Short task:
Provide an exact reproduction of every entry.

Provided information:

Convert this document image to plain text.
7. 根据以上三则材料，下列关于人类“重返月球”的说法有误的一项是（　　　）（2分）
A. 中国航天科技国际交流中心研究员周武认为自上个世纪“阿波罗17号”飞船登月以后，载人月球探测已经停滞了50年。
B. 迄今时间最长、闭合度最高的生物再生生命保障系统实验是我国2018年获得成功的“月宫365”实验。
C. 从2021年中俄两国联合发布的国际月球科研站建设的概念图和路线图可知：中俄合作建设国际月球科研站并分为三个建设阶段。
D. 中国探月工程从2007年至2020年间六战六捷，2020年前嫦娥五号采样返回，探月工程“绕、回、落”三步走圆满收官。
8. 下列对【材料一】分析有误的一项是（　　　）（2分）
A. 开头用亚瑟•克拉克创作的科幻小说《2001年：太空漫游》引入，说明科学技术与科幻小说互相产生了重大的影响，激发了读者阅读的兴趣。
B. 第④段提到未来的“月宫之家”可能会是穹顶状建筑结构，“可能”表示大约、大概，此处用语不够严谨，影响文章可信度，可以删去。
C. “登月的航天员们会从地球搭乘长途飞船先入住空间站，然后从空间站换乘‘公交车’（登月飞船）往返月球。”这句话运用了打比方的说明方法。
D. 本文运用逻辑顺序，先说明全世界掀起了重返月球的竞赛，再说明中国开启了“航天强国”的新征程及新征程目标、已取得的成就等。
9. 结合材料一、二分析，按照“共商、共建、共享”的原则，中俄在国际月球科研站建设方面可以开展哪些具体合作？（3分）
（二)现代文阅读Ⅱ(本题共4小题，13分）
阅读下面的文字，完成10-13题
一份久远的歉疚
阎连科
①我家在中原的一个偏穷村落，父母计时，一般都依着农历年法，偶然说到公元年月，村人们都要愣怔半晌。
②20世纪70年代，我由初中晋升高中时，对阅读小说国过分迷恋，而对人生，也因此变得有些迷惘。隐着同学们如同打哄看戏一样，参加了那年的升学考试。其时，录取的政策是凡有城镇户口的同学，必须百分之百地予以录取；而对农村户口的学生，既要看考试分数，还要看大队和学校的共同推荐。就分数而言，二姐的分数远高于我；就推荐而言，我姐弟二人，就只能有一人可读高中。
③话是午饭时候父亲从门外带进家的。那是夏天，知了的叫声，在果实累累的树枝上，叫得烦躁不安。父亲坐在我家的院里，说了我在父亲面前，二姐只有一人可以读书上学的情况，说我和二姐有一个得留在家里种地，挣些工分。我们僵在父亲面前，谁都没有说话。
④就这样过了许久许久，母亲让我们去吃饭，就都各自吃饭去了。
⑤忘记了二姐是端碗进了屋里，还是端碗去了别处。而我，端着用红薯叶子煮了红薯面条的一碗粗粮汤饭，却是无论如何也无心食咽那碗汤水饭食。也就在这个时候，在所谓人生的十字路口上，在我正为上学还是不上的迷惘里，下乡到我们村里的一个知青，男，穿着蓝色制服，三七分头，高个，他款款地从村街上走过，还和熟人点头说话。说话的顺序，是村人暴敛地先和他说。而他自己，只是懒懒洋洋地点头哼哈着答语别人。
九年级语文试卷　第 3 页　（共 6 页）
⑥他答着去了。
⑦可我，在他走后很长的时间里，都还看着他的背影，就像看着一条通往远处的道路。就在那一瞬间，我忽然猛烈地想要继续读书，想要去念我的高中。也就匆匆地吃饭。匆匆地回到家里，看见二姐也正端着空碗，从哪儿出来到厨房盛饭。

The reply:
Convert this document image to plain text.
7. 根据以上三则材料，下列关于人类“重返月球”的说法有误的一项是（　　　）（2分）
A. 中国航天科技国际交流中心研究员周武认为自上个世纪“阿波罗17号”飞船登月以后，载人月球探测已经停滞了50年。
B. 迄今时间最长、闭合度最高的生物再生生命保障系统实验是我国2018年获得成功的“月宫365”实验。
C. 从2021年中俄两国联合发布的国际月球科研站建设的概念图和路线图可知：中俄合作建设国际月球科研站并分为三个建设阶段。
D. 中国探月工程从2007年至2020年间六战六捷，2020年前嫦娥五号采样返回，探月工程“绕、回、落”三步走圆满收官。
8. 下列对【材料一】分析有误的一项是（　　　）（2分）
A. 开头用亚瑟•克拉克创作的科幻小说《2001年：太空漫游》引入，说明科学技术与科幻小说互相产生了重大的影响，激发了读者阅读的兴趣。
B. 第④段提到未来的“月宫之家”可能会是穹顶状建筑结构，“可能”表示大约、大概，此处用语不够严谨，影响文章可信度，可以删去。
C. “登月的航天员们会从地球搭乘长途飞船先入住空间站，然后从空间站换乘‘公交车’（登月飞船）往返月球。”这句话运用了打比方的说明方法。
D. 本文运用逻辑顺序，先说明全世界掀起了重返月球的竞赛，再说明中国开启了“航天强国”的新征程及新征程目标、已取得的成就等。
9. 结合材料一、二分析，按照“共商、共建、共享”的原则，中俄在国际月球科研站建设方面可以开展哪些具体合作？（3分）
（二)现代文阅读Ⅱ(本题共4小题，13分）
阅读下面的文字，完成10-13题
一份久远的歉疚
阎连科
①我家在中原的一个偏穷村落，父母计时，一般都依着农历年法，偶然说到公元年月，村人们都要愣怔半晌。
②20世纪70年代，我由初中晋升高中时，对阅读小说国过分迷恋，而对人生，也因此变得有些迷惘。隐着同学们如同打哄看戏一样，参加了那年的升学考试。其时，录取的政策是凡有城镇户口的同学，必须百分之百地予以录取；而对农村户口的学生，既要看考试分数，还要看大队和学校的共同推荐。就分数而言，二姐的分数远高于我；就推荐而言，我姐弟二人，就只能有一人可读高中。
③话是午饭时候父亲从门外带进家的。那是夏天，知了的叫声，在果实累累的树枝上，叫得烦躁不安。父亲坐在我家的院里，说了我在父亲面前，二姐只有一人可以读书上学的情况，说我和二姐有一个得留在家里种地，挣些工分。我们僵在父亲面前，谁都没有说话。
④就这样过了许久许久，母亲让我们去吃饭，就都各自吃饭去了。
⑤忘记了二姐是端碗进了屋里，还是端碗去了别处。而我，端着用红薯叶子煮了红薯面条的一碗粗粮汤饭，却是无论如何也无心食咽那碗汤水饭食。也就在这个时候，在所谓人生的十字路口上，在我正为上学还是不上的迷惘里，下乡到我们村里的一个知青，男，穿着蓝色制服，三七分头，高个，他款款地从村街上走过，还和熟人点头说话。说话的顺序，是村人暴敛地先和他说。而他自己，只是懒懒洋洋地点头哼哈着答语别人。
九年级语文试卷　第 3 页　（共 6 页）
⑥他答着去了。
⑦可我，在他走后很长的时间里，都还看着他的背影，就像看着一条通往远处的道路。就在那一瞬间，我忽然猛烈地想要继续读书，想要去念我的高中。也就匆匆地吃饭。匆匆地回到家里，看见二姐也正端着空碗，从哪儿出来到厨房盛饭。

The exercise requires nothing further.